#### [Instructions to follow]
Where a line holds "this", copy it.

#### [Task material]

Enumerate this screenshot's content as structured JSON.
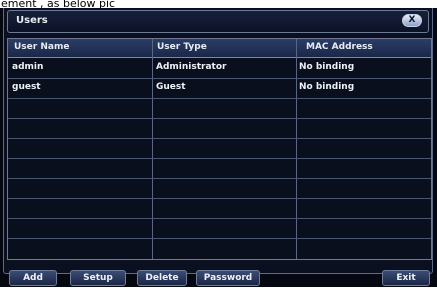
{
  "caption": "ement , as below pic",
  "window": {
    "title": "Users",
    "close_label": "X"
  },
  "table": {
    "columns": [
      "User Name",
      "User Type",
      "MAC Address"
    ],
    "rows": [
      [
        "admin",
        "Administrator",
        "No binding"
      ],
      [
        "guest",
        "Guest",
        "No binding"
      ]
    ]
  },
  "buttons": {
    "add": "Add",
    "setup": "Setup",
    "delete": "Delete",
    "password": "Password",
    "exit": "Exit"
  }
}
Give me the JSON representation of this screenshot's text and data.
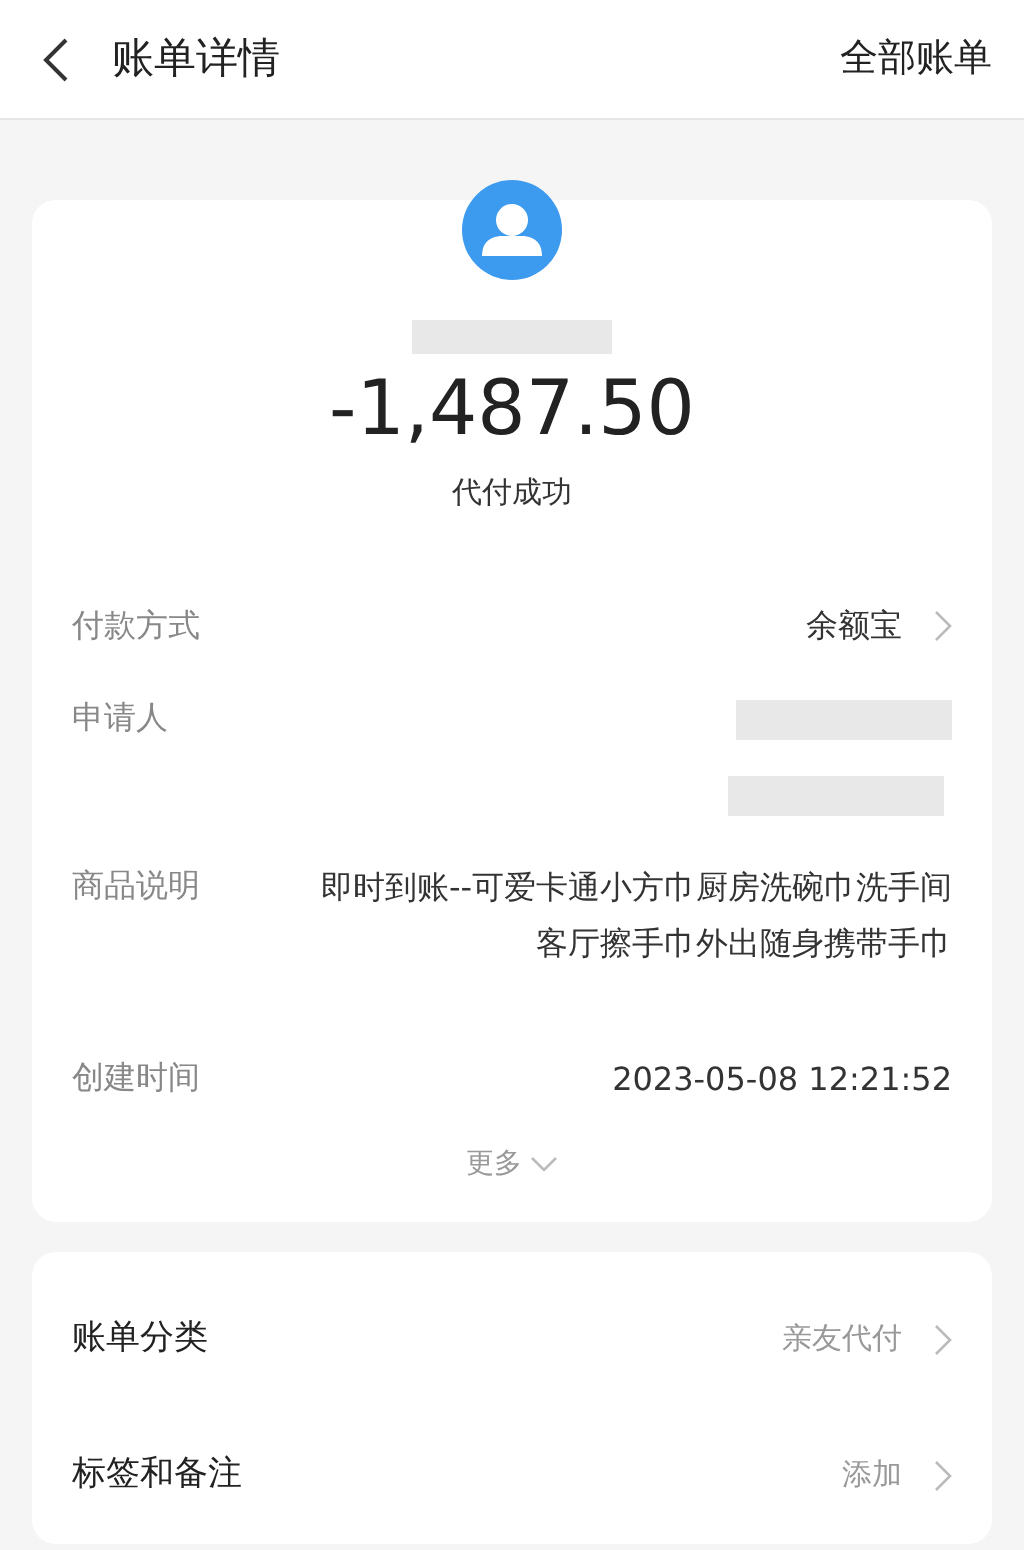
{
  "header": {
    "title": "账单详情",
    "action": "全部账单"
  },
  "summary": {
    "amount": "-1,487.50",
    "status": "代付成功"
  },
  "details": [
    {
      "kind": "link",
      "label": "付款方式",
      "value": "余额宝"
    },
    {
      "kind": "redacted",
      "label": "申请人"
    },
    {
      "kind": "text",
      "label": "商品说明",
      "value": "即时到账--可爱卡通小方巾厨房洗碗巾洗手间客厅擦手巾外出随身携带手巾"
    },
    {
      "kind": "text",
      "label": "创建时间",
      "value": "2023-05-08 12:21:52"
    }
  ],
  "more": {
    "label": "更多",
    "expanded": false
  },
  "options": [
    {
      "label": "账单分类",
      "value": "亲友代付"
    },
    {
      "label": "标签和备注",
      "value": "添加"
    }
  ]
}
---
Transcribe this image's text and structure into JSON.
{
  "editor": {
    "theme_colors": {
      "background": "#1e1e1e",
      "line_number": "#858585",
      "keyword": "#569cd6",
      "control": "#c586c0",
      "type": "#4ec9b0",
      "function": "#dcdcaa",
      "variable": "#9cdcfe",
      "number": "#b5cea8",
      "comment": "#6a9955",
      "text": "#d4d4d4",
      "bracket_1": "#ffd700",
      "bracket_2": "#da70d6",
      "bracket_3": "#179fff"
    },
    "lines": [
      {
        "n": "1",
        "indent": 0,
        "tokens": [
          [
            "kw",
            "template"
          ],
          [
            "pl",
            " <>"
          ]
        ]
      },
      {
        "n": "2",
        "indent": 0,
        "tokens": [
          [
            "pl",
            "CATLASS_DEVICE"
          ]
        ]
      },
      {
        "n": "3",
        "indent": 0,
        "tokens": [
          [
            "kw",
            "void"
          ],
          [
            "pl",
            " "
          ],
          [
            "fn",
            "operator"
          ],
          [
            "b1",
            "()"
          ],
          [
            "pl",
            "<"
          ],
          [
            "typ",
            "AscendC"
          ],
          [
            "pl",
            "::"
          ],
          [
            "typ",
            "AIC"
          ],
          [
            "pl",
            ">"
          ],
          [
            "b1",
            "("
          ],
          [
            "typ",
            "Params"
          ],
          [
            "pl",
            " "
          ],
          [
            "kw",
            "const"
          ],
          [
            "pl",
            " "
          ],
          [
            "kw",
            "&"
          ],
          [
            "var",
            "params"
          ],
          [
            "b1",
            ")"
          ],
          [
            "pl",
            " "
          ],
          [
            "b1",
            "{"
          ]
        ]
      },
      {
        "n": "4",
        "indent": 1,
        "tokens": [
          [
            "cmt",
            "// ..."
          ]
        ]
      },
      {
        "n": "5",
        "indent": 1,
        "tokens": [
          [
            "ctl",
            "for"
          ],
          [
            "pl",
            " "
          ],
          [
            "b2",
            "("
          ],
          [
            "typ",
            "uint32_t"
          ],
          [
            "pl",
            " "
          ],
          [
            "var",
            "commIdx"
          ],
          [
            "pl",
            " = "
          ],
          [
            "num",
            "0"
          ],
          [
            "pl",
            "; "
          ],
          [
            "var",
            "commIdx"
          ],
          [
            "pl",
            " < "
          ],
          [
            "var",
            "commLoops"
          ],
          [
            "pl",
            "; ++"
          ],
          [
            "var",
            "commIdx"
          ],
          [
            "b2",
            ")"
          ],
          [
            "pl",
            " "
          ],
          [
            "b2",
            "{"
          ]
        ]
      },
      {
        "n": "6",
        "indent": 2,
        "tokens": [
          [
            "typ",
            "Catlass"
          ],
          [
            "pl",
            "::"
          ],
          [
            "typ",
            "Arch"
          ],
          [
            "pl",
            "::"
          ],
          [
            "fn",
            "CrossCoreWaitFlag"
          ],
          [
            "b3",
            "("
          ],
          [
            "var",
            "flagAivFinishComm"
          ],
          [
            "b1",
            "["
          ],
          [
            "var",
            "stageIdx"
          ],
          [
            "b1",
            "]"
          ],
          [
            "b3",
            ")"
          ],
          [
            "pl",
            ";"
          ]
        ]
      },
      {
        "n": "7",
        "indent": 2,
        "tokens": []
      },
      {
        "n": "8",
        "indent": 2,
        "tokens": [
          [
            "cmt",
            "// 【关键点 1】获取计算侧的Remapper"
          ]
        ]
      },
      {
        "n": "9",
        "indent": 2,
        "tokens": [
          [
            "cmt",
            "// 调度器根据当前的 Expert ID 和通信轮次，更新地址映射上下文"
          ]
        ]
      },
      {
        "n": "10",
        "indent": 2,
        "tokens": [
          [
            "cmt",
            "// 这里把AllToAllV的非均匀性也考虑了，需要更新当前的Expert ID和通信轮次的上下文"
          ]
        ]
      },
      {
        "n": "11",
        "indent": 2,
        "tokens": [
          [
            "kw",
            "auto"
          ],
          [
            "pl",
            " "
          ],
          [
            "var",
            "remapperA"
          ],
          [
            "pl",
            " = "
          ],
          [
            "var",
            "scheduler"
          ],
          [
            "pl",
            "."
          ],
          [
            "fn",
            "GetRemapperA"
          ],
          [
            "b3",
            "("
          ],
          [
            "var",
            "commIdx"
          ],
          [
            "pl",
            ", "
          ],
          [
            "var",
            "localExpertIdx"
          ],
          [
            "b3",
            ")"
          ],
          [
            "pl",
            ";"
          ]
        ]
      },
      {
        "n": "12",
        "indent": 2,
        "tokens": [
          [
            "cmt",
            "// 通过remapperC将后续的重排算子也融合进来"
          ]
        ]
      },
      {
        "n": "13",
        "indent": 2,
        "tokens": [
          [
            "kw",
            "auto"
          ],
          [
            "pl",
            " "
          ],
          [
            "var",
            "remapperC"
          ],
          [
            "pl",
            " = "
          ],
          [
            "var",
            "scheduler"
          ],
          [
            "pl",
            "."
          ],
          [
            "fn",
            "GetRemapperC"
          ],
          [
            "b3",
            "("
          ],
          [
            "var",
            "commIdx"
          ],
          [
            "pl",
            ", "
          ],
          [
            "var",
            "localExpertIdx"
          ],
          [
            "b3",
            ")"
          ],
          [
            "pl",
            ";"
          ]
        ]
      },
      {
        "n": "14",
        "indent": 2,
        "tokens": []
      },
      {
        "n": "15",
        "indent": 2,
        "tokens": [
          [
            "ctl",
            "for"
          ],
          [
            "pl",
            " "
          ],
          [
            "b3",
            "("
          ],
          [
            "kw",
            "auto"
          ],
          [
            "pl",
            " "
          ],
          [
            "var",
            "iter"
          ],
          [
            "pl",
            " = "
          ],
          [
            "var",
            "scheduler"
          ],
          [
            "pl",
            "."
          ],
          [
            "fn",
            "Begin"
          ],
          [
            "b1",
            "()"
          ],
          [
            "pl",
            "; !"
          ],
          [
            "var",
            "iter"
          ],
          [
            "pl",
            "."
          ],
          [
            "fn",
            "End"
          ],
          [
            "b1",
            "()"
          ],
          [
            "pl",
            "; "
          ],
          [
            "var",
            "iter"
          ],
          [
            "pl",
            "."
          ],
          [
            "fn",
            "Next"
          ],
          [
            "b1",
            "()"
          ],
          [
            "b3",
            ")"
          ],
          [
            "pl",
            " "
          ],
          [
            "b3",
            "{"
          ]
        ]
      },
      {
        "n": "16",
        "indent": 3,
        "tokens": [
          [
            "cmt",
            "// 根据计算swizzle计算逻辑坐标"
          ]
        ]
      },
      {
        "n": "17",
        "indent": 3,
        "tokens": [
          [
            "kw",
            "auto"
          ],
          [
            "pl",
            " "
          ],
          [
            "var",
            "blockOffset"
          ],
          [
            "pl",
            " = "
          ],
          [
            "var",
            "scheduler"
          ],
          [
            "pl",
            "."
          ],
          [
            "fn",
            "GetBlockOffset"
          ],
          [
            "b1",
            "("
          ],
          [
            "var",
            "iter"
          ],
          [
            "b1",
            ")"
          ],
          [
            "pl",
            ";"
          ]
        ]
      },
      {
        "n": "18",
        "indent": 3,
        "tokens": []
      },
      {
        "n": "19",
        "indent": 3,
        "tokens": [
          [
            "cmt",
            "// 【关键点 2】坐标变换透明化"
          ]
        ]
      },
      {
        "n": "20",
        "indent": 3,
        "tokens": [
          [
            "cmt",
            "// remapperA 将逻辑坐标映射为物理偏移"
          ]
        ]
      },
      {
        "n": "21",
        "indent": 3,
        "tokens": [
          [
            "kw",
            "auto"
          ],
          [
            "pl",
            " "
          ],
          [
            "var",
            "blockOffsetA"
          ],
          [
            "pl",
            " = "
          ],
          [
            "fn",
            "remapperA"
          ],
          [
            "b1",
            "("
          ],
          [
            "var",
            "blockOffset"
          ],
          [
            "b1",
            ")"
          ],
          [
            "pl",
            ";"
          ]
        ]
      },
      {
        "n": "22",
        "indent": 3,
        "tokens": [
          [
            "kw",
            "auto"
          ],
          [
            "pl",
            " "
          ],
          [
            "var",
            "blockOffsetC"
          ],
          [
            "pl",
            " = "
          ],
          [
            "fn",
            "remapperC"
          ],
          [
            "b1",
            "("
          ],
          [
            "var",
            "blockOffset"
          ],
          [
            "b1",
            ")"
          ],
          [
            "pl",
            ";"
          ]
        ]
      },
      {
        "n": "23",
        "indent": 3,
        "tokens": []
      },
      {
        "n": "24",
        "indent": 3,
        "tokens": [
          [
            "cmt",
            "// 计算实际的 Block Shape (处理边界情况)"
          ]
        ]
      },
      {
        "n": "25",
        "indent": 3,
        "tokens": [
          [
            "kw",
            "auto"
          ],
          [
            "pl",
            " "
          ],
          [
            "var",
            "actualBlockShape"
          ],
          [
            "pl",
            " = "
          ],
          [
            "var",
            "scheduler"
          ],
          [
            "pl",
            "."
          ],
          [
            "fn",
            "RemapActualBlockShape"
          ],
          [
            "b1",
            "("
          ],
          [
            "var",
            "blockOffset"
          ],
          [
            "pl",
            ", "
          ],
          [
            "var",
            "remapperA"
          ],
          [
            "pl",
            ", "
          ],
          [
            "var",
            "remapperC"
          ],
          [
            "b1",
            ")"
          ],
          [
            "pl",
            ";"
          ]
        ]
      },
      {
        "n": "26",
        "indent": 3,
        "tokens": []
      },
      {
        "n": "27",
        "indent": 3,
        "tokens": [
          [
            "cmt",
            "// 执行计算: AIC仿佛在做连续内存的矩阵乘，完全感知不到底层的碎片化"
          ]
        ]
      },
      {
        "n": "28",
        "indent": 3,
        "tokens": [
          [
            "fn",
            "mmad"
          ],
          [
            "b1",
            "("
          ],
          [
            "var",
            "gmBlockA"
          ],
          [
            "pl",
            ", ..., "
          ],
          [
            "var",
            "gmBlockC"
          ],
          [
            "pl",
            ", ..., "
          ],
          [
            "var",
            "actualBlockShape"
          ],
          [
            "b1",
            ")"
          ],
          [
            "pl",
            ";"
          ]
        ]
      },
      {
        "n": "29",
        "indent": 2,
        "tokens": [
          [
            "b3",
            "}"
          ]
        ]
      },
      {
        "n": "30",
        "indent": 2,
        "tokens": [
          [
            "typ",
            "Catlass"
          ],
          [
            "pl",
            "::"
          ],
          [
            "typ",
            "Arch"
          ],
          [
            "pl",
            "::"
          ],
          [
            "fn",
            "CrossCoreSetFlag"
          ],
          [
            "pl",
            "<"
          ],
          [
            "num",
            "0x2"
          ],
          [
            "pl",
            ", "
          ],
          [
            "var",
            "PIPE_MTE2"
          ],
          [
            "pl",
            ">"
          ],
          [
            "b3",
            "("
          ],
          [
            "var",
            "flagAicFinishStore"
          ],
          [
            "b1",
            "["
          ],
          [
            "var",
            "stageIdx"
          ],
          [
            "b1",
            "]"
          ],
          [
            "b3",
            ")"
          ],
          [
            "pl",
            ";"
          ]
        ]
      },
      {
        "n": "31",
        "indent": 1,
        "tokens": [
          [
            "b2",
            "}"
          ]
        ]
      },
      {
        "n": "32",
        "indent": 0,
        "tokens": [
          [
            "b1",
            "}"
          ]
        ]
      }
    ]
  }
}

#### [Correct output]
Enumerate this screenshot's content as structured JSON.
Give me the JSON representation of this screenshot's text and data.
Transcribe this image's text and structure into JSON.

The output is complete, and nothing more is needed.